▶ **WHAT IS BEING ASKED**:
Restate the records that follow word for word; no pictures should appear.

(Extracted records)
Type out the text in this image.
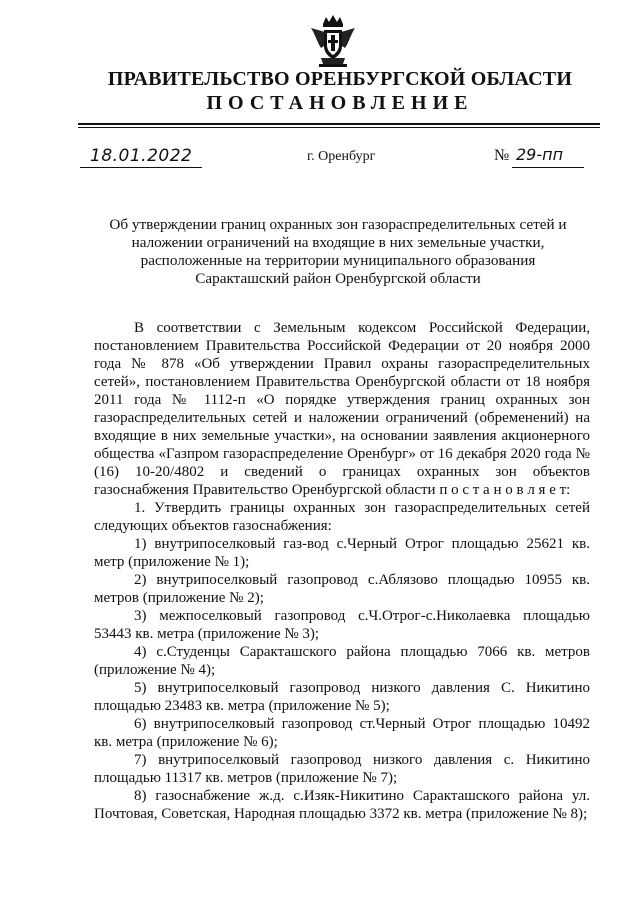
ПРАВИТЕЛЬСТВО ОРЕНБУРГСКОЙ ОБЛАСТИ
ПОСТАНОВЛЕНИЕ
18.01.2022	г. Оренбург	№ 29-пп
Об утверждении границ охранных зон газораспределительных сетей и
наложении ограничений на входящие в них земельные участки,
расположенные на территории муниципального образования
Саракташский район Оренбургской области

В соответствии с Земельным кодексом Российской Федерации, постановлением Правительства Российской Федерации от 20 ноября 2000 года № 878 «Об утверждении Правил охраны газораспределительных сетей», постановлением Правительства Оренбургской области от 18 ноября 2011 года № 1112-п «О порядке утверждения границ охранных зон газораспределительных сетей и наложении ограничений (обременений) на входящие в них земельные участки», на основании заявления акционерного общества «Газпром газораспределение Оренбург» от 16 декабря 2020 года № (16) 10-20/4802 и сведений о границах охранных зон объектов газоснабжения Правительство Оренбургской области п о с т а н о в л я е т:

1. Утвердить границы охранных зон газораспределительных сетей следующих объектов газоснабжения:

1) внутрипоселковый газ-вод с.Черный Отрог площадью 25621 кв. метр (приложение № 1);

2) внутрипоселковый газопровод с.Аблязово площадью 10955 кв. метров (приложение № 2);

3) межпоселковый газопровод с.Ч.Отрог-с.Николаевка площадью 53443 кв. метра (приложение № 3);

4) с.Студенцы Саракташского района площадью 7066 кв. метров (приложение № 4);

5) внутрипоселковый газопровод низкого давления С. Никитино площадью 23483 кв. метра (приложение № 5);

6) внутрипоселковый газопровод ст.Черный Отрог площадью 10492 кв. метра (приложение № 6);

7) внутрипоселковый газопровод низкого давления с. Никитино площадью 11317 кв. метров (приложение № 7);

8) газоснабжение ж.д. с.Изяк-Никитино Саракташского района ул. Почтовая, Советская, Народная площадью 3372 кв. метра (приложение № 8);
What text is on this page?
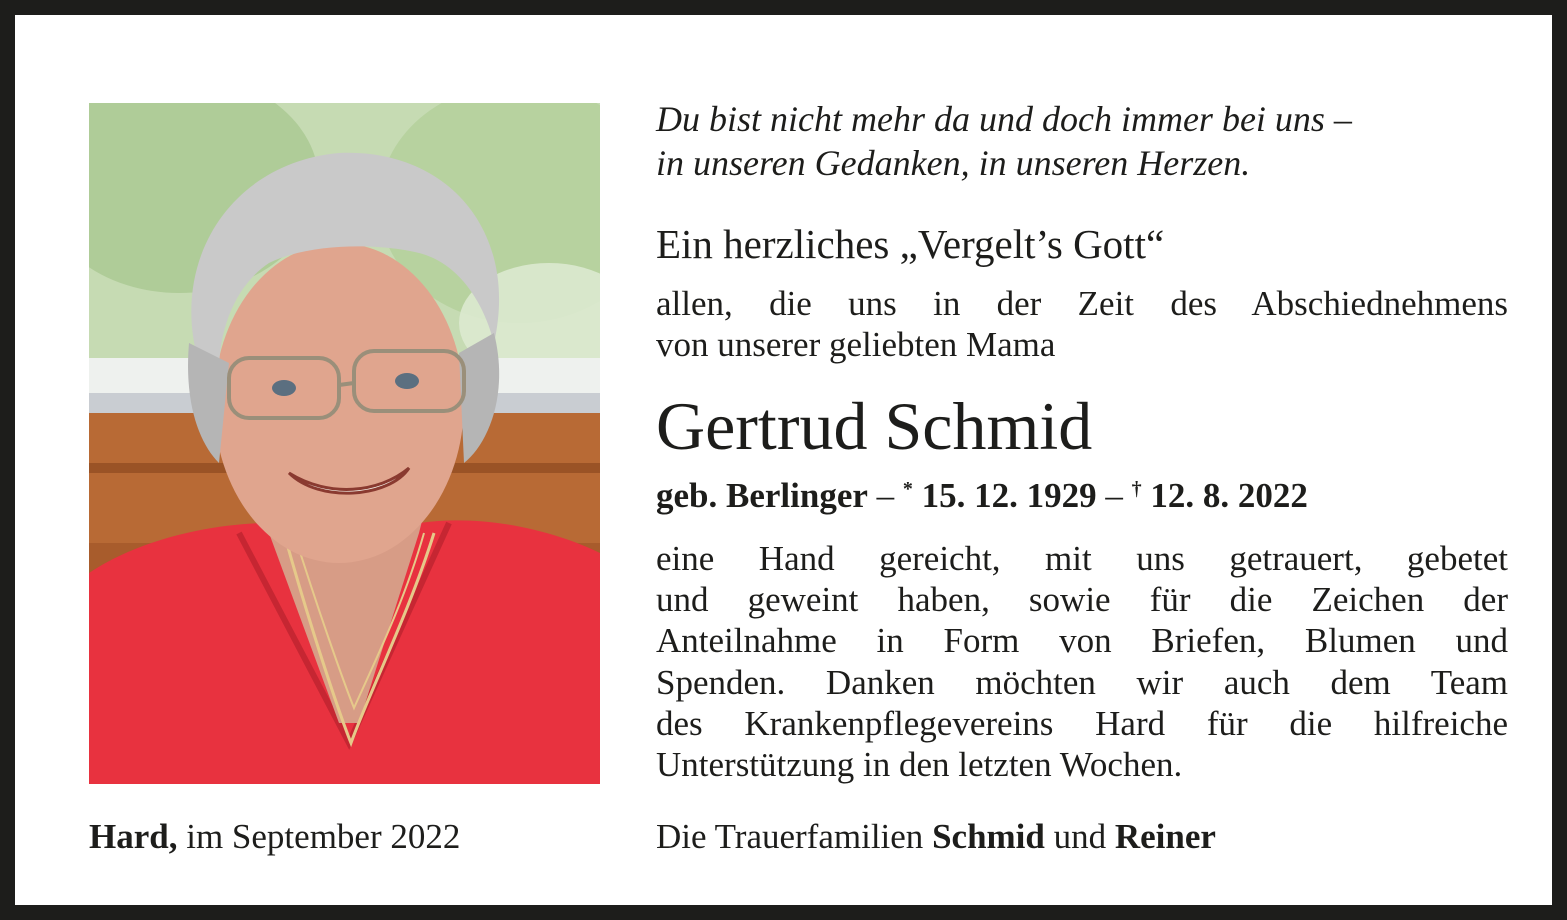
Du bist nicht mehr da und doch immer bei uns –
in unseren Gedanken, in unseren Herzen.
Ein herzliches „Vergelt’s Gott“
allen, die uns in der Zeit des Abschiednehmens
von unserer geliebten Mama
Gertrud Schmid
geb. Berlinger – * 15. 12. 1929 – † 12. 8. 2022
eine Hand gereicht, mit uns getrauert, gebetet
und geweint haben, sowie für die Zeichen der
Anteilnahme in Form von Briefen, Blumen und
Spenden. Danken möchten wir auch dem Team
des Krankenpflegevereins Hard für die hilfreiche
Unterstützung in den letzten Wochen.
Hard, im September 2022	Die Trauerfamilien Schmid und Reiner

▶ **CORRECT RESPONSE**:
Type out the text in this image.
ПРАВИТЕЛЬСТВО ОРЕНБУРГСКОЙ ОБЛАСТИ
ПОСТАНОВЛЕНИЕ
18.01.2022	г. Оренбург	№ 29-пп
Об утверждении границ охранных зон газораспределительных сетей и
наложении ограничений на входящие в них земельные участки,
расположенные на территории муниципального образования
Саракташский район Оренбургской области

В соответствии с Земельным кодексом Российской Федерации, постановлением Правительства Российской Федерации от 20 ноября 2000 года № 878 «Об утверждении Правил охраны газораспределительных сетей», постановлением Правительства Оренбургской области от 18 ноября 2011 года № 1112-п «О порядке утверждения границ охранных зон газораспределительных сетей и наложении ограничений (обременений) на входящие в них земельные участки», на основании заявления акционерного общества «Газпром газораспределение Оренбург» от 16 декабря 2020 года № (16) 10-20/4802 и сведений о границах охранных зон объектов газоснабжения Правительство Оренбургской области п о с т а н о в л я е т:

1. Утвердить границы охранных зон газораспределительных сетей следующих объектов газоснабжения:

1) внутрипоселковый газ-вод с.Черный Отрог площадью 25621 кв. метр (приложение № 1);

2) внутрипоселковый газопровод с.Аблязово площадью 10955 кв. метров (приложение № 2);

3) межпоселковый газопровод с.Ч.Отрог-с.Николаевка площадью 53443 кв. метра (приложение № 3);

4) с.Студенцы Саракташского района площадью 7066 кв. метров (приложение № 4);

5) внутрипоселковый газопровод низкого давления С. Никитино площадью 23483 кв. метра (приложение № 5);

6) внутрипоселковый газопровод ст.Черный Отрог площадью 10492 кв. метра (приложение № 6);

7) внутрипоселковый газопровод низкого давления с. Никитино площадью 11317 кв. метров (приложение № 7);

8) газоснабжение ж.д. с.Изяк-Никитино Саракташского района ул. Почтовая, Советская, Народная площадью 3372 кв. метра (приложение № 8);
What text is on this page?
Du bist nicht mehr da und doch immer bei uns –
in unseren Gedanken, in unseren Herzen.
Ein herzliches „Vergelt’s Gott“
allen, die uns in der Zeit des Abschiednehmens
von unserer geliebten Mama
Gertrud Schmid
geb. Berlinger – * 15. 12. 1929 – † 12. 8. 2022
eine Hand gereicht, mit uns getrauert, gebetet
und geweint haben, sowie für die Zeichen der
Anteilnahme in Form von Briefen, Blumen und
Spenden. Danken möchten wir auch dem Team
des Krankenpflegevereins Hard für die hilfreiche
Unterstützung in den letzten Wochen.
Hard, im September 2022	Die Trauerfamilien Schmid und Reiner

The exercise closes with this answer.